Given request
Leave out the images; return the rest of the data exactly.

Entries shown
---+---

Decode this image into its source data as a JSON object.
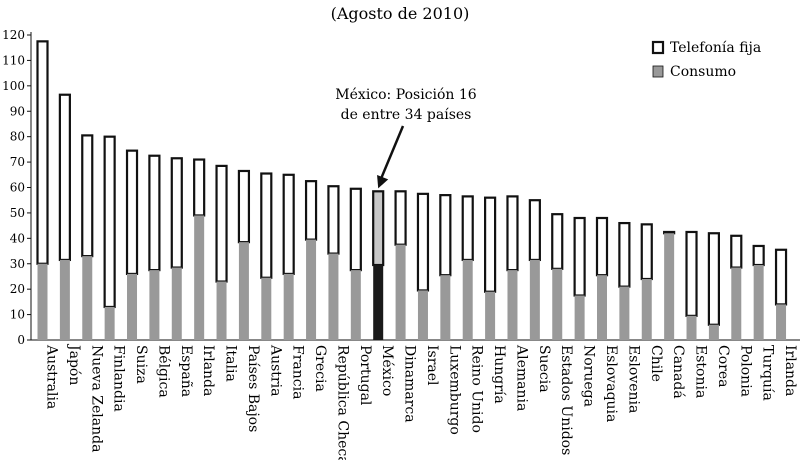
{
  "chart_data": {
    "type": "bar",
    "stacked": true,
    "subtitle": "(Agosto de 2010)",
    "categories": [
      "Australia",
      "Japón",
      "Nueva Zelanda",
      "Finlandia",
      "Suiza",
      "Bélgica",
      "España",
      "Irlanda",
      "Italia",
      "Países Bajos",
      "Austria",
      "Francia",
      "Grecia",
      "República Checa",
      "Portugal",
      "México",
      "Dinamarca",
      "Israel",
      "Luxemburgo",
      "Reino Unido",
      "Hungría",
      "Alemania",
      "Suecia",
      "Estados Unidos",
      "Noruega",
      "Eslovaquia",
      "Eslovenia",
      "Chile",
      "Canadá",
      "Estonia",
      "Corea",
      "Polonia",
      "Turquía",
      "Irlanda"
    ],
    "series": [
      {
        "name": "Consumo",
        "color": "#999999",
        "values": [
          30,
          31.5,
          33,
          13,
          26,
          27.5,
          28.5,
          49,
          23,
          38.5,
          24.5,
          26,
          39.5,
          34,
          27.5,
          29.5,
          37.5,
          19.5,
          25.5,
          31.5,
          19,
          27.5,
          31.5,
          28,
          17.5,
          25.5,
          21,
          24,
          42,
          9.5,
          6,
          28.5,
          29.5,
          14
        ]
      },
      {
        "name": "Telefonía fija",
        "color": "#ffffff",
        "values": [
          87.5,
          65,
          47.5,
          67,
          48.5,
          45,
          43,
          22,
          45.5,
          28,
          41,
          39,
          23,
          26.5,
          32,
          29,
          21,
          38,
          31.5,
          25,
          37,
          29,
          23.5,
          21.5,
          30.5,
          22.5,
          25,
          21.5,
          0.5,
          33,
          36,
          12.5,
          7.5,
          21.5
        ]
      }
    ],
    "highlight": {
      "category_index": 15,
      "color": "#1a1a1a",
      "highlight_color": "#c8c8c8"
    },
    "ylim": [
      0,
      120
    ],
    "yticks": [
      0,
      10,
      20,
      30,
      40,
      50,
      60,
      70,
      80,
      90,
      100,
      110,
      120
    ],
    "grid": false,
    "legend": {
      "position": "top-right",
      "items": [
        "Telefonía fija",
        "Consumo"
      ]
    },
    "annotation": {
      "lines": [
        "México: Posición 16",
        "de entre 34 países"
      ],
      "target_index": 15
    }
  }
}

---+---

Task answer
Decode this image into its source data as a JSON object.
{
  "chart_data": {
    "type": "bar",
    "stacked": true,
    "subtitle": "(Agosto de 2010)",
    "categories": [
      "Australia",
      "Japón",
      "Nueva Zelanda",
      "Finlandia",
      "Suiza",
      "Bélgica",
      "España",
      "Irlanda",
      "Italia",
      "Países Bajos",
      "Austria",
      "Francia",
      "Grecia",
      "República Checa",
      "Portugal",
      "México",
      "Dinamarca",
      "Israel",
      "Luxemburgo",
      "Reino Unido",
      "Hungría",
      "Alemania",
      "Suecia",
      "Estados Unidos",
      "Noruega",
      "Eslovaquia",
      "Eslovenia",
      "Chile",
      "Canadá",
      "Estonia",
      "Corea",
      "Polonia",
      "Turquía",
      "Irlanda"
    ],
    "series": [
      {
        "name": "Consumo",
        "color": "#999999",
        "values": [
          30,
          31.5,
          33,
          13,
          26,
          27.5,
          28.5,
          49,
          23,
          38.5,
          24.5,
          26,
          39.5,
          34,
          27.5,
          29.5,
          37.5,
          19.5,
          25.5,
          31.5,
          19,
          27.5,
          31.5,
          28,
          17.5,
          25.5,
          21,
          24,
          42,
          9.5,
          6,
          28.5,
          29.5,
          14
        ]
      },
      {
        "name": "Telefonía fija",
        "color": "#ffffff",
        "values": [
          87.5,
          65,
          47.5,
          67,
          48.5,
          45,
          43,
          22,
          45.5,
          28,
          41,
          39,
          23,
          26.5,
          32,
          29,
          21,
          38,
          31.5,
          25,
          37,
          29,
          23.5,
          21.5,
          30.5,
          22.5,
          25,
          21.5,
          0.5,
          33,
          36,
          12.5,
          7.5,
          21.5
        ]
      }
    ],
    "highlight": {
      "category_index": 15,
      "color": "#1a1a1a",
      "highlight_color": "#c8c8c8"
    },
    "ylim": [
      0,
      120
    ],
    "yticks": [
      0,
      10,
      20,
      30,
      40,
      50,
      60,
      70,
      80,
      90,
      100,
      110,
      120
    ],
    "grid": false,
    "legend": {
      "position": "top-right",
      "items": [
        "Telefonía fija",
        "Consumo"
      ]
    },
    "annotation": {
      "lines": [
        "México: Posición 16",
        "de entre 34 países"
      ],
      "target_index": 15
    }
  }
}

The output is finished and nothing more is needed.